◆ WHAT THE TASK ASKS
An exact copy of the records is required, minus the pictures they hold.

[Extracted records]

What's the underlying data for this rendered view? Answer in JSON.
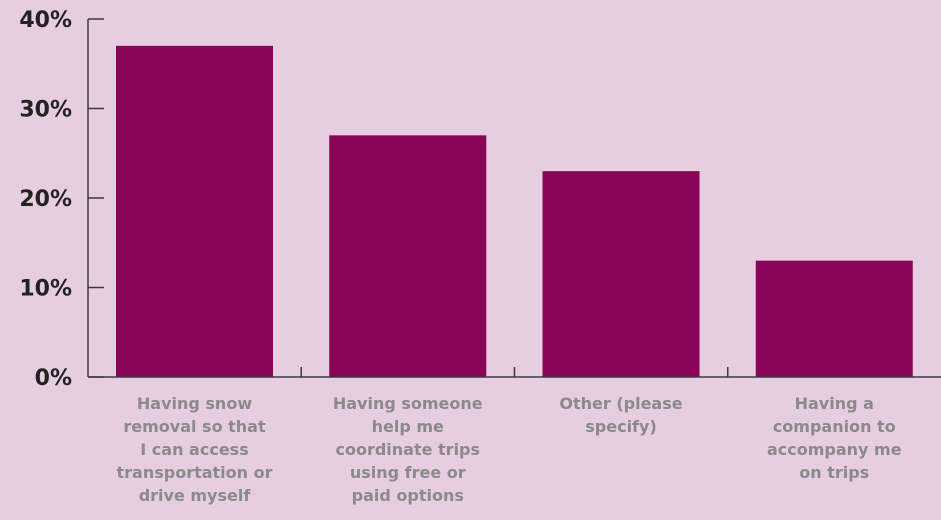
{
  "colors": {
    "background": "#e7cde0",
    "bar": "#8a0558",
    "axis": "#3a3a3a",
    "tick_text": "#222222",
    "category_text": "#8a8a8a"
  },
  "chart_data": {
    "type": "bar",
    "title": "",
    "xlabel": "",
    "ylabel": "",
    "ylim": [
      0,
      40
    ],
    "yticks": [
      0,
      10,
      20,
      30,
      40
    ],
    "ytick_labels": [
      "0%",
      "10%",
      "20%",
      "30%",
      "40%"
    ],
    "categories": [
      "Having snow removal so that I can access transportation or drive myself",
      "Having someone help me coordinate trips using free or paid options",
      "Other (please specify)",
      "Having a companion to accompany me on trips"
    ],
    "category_lines": [
      [
        "Having snow",
        "removal so that",
        "I can access",
        "transportation or",
        "drive myself"
      ],
      [
        "Having someone",
        "help me",
        "coordinate trips",
        "using free or",
        "paid options"
      ],
      [
        "Other (please",
        "specify)"
      ],
      [
        "Having a",
        "companion to",
        "accompany me",
        "on trips"
      ]
    ],
    "values": [
      37,
      27,
      23,
      13
    ],
    "grid": false,
    "legend": false
  }
}
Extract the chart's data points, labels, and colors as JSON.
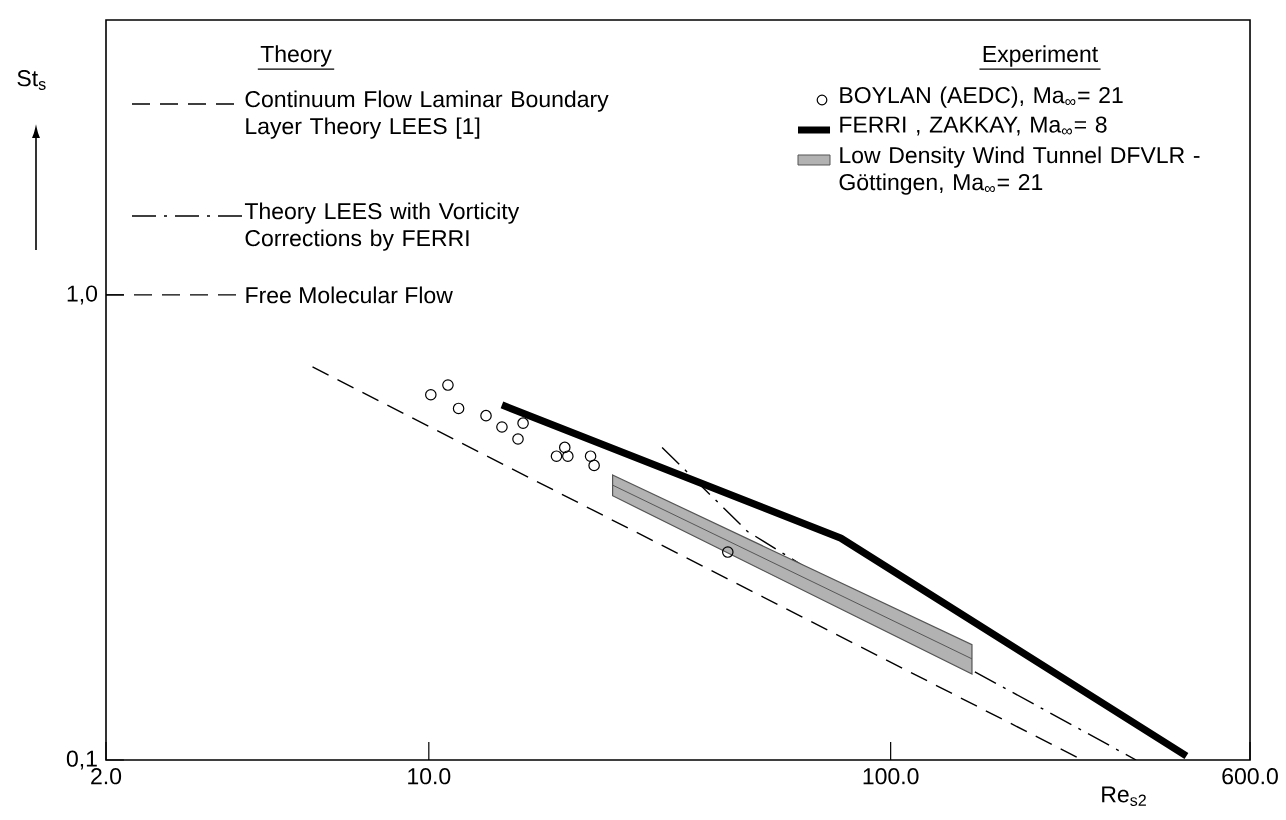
{
  "chart_data": {
    "type": "line",
    "xlabel": "Re$_{s2}$",
    "ylabel": "St$_{s}$",
    "log": "xy",
    "xlim": [
      2,
      600
    ],
    "ylim": [
      0.1,
      3.9
    ],
    "xticks": [
      {
        "value": 2,
        "label": "2.0"
      },
      {
        "value": 10,
        "label": "10.0"
      },
      {
        "value": 100,
        "label": "100.0"
      },
      {
        "value": 600,
        "label": "600.0"
      }
    ],
    "yticks": [
      {
        "value": 0.1,
        "label": "0,1"
      },
      {
        "value": 1,
        "label": "1,0"
      }
    ],
    "legend": "top",
    "annotations": [
      "Theory",
      "Experiment"
    ],
    "ref_lines": [
      {
        "axis": "y",
        "value": 1,
        "label": "Free Molecular Flow",
        "line_style": "dashed",
        "color": "#000000"
      }
    ],
    "series": [
      {
        "name": "Continuum Flow Laminar Boundary Layer Theory LEES [1]",
        "color": "#000000",
        "line_style": "dashed",
        "x": [
          5.6,
          260
        ],
        "values": [
          0.7,
          0.1
        ]
      },
      {
        "name": "Theory LEES with Vorticity Corrections by FERRI",
        "color": "#000000",
        "line_style": "dashdot",
        "x": [
          32,
          49,
          150,
          340
        ],
        "values": [
          0.47,
          0.31,
          0.156,
          0.1
        ]
      },
      {
        "name": "BOYLAN (AEDC), Ma$_{∞}$= 21",
        "type": "scatter",
        "color": "#000000",
        "marker": "circle",
        "x": [
          10.1,
          11.0,
          11.6,
          13.3,
          14.4,
          15.6,
          16.0,
          19.7,
          18.9,
          20.0,
          22.4,
          22.8,
          44.4
        ],
        "values": [
          0.61,
          0.64,
          0.57,
          0.55,
          0.52,
          0.49,
          0.53,
          0.47,
          0.45,
          0.45,
          0.45,
          0.43,
          0.28
        ]
      },
      {
        "name": "FERRI , ZAKKAY, Ma$_{∞}$= 8",
        "color": "#000000",
        "line_style": "solid",
        "x": [
          14.4,
          78,
          437
        ],
        "values": [
          0.58,
          0.3,
          0.102
        ]
      },
      {
        "name": "Low Density Wind Tunnel DFVLR - Göttingen, Ma$_{∞}$= 21",
        "color": "#555555",
        "line_style": "solid",
        "x": [
          25,
          150
        ],
        "values": [
          0.39,
          0.165
        ],
        "lower": [
          0.37,
          0.153
        ],
        "upper": [
          0.41,
          0.177
        ]
      }
    ]
  }
}
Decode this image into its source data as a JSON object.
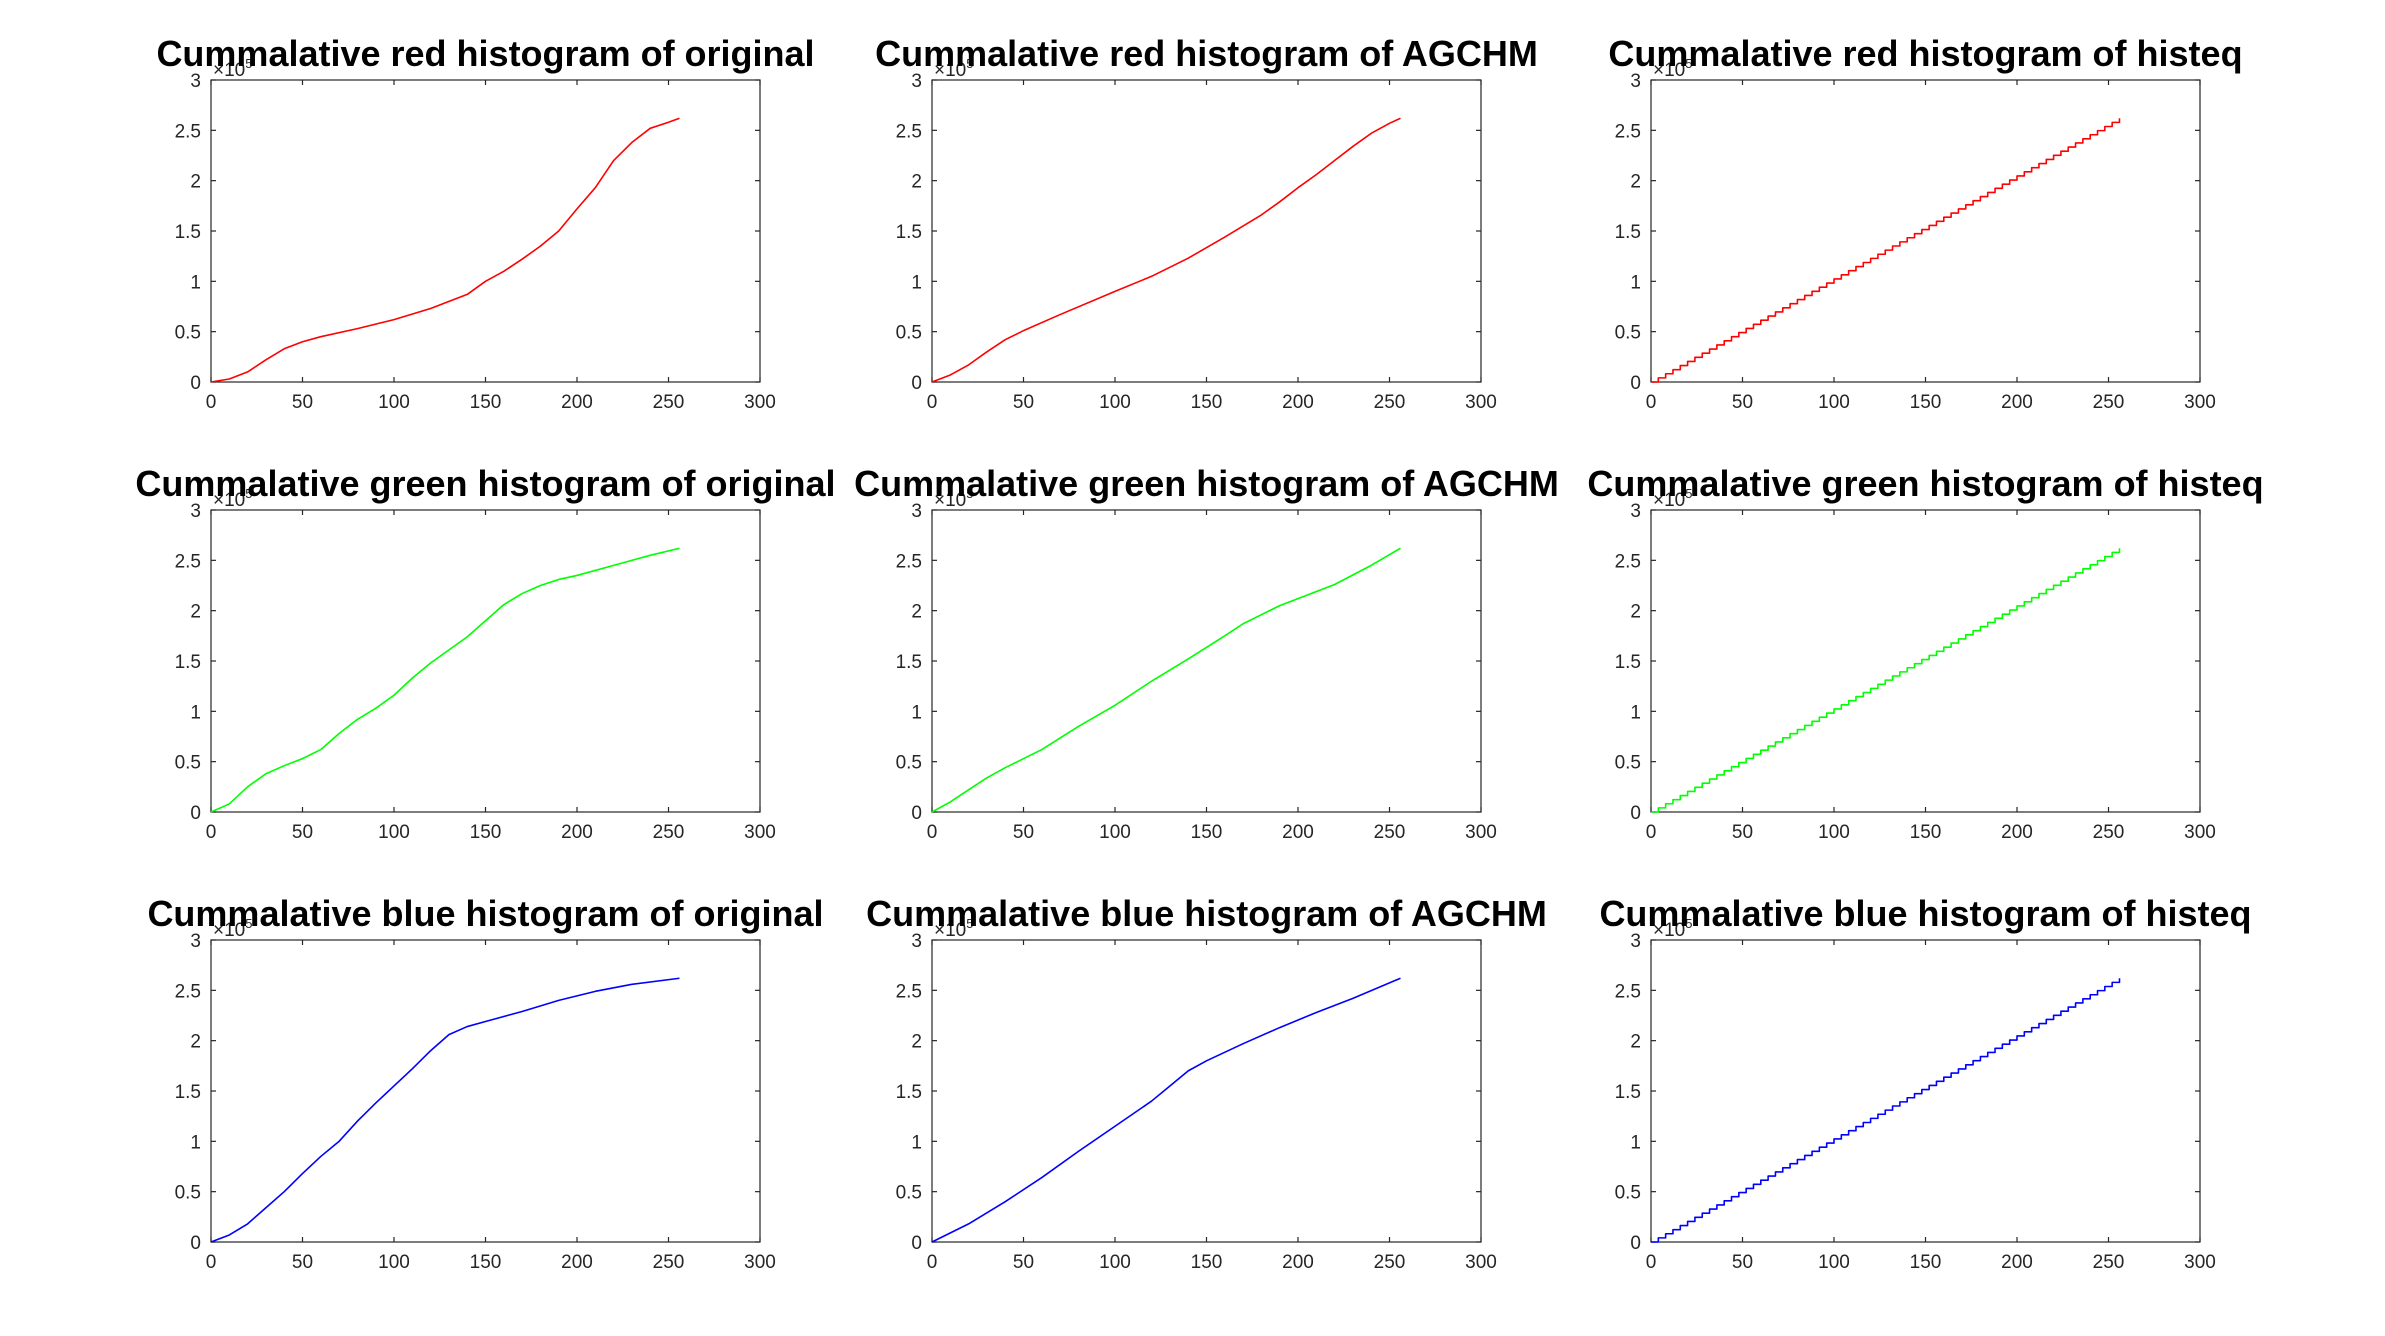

◆ COMPLETED EXERCISE
What's the underlying data for this rendered view? Answer in JSON.
{
  "colors": {
    "background": "#e7cde0",
    "bar": "#8a0558",
    "axis": "#3a3a3a",
    "tick_text": "#222222",
    "category_text": "#8a8a8a"
  },
  "chart_data": {
    "type": "bar",
    "title": "",
    "xlabel": "",
    "ylabel": "",
    "ylim": [
      0,
      40
    ],
    "yticks": [
      0,
      10,
      20,
      30,
      40
    ],
    "ytick_labels": [
      "0%",
      "10%",
      "20%",
      "30%",
      "40%"
    ],
    "categories": [
      "Having snow removal so that I can access transportation or drive myself",
      "Having someone help me coordinate trips using free or paid options",
      "Other (please specify)",
      "Having a companion to accompany me on trips"
    ],
    "category_lines": [
      [
        "Having snow",
        "removal so that",
        "I can access",
        "transportation or",
        "drive myself"
      ],
      [
        "Having someone",
        "help me",
        "coordinate trips",
        "using free or",
        "paid options"
      ],
      [
        "Other (please",
        "specify)"
      ],
      [
        "Having a",
        "companion to",
        "accompany me",
        "on trips"
      ]
    ],
    "values": [
      37,
      27,
      23,
      13
    ],
    "grid": false,
    "legend": false
  }
}
Extract the chart's data points, labels, and colors as JSON.
{
  "chart_data": {
    "type": "line",
    "xlabel": "Re$_{s2}$",
    "ylabel": "St$_{s}$",
    "log": "xy",
    "xlim": [
      2,
      600
    ],
    "ylim": [
      0.1,
      3.9
    ],
    "xticks": [
      {
        "value": 2,
        "label": "2.0"
      },
      {
        "value": 10,
        "label": "10.0"
      },
      {
        "value": 100,
        "label": "100.0"
      },
      {
        "value": 600,
        "label": "600.0"
      }
    ],
    "yticks": [
      {
        "value": 0.1,
        "label": "0,1"
      },
      {
        "value": 1,
        "label": "1,0"
      }
    ],
    "legend": "top",
    "annotations": [
      "Theory",
      "Experiment"
    ],
    "ref_lines": [
      {
        "axis": "y",
        "value": 1,
        "label": "Free Molecular Flow",
        "line_style": "dashed",
        "color": "#000000"
      }
    ],
    "series": [
      {
        "name": "Continuum Flow Laminar Boundary Layer Theory LEES [1]",
        "color": "#000000",
        "line_style": "dashed",
        "x": [
          5.6,
          260
        ],
        "values": [
          0.7,
          0.1
        ]
      },
      {
        "name": "Theory LEES with Vorticity Corrections by FERRI",
        "color": "#000000",
        "line_style": "dashdot",
        "x": [
          32,
          49,
          150,
          340
        ],
        "values": [
          0.47,
          0.31,
          0.156,
          0.1
        ]
      },
      {
        "name": "BOYLAN (AEDC), Ma$_{∞}$= 21",
        "type": "scatter",
        "color": "#000000",
        "marker": "circle",
        "x": [
          10.1,
          11.0,
          11.6,
          13.3,
          14.4,
          15.6,
          16.0,
          19.7,
          18.9,
          20.0,
          22.4,
          22.8,
          44.4
        ],
        "values": [
          0.61,
          0.64,
          0.57,
          0.55,
          0.52,
          0.49,
          0.53,
          0.47,
          0.45,
          0.45,
          0.45,
          0.43,
          0.28
        ]
      },
      {
        "name": "FERRI , ZAKKAY, Ma$_{∞}$= 8",
        "color": "#000000",
        "line_style": "solid",
        "x": [
          14.4,
          78,
          437
        ],
        "values": [
          0.58,
          0.3,
          0.102
        ]
      },
      {
        "name": "Low Density Wind Tunnel DFVLR - Göttingen, Ma$_{∞}$= 21",
        "color": "#555555",
        "line_style": "solid",
        "x": [
          25,
          150
        ],
        "values": [
          0.39,
          0.165
        ],
        "lower": [
          0.37,
          0.153
        ],
        "upper": [
          0.41,
          0.177
        ]
      }
    ]
  }
}
Decode this image into its source data as a JSON object.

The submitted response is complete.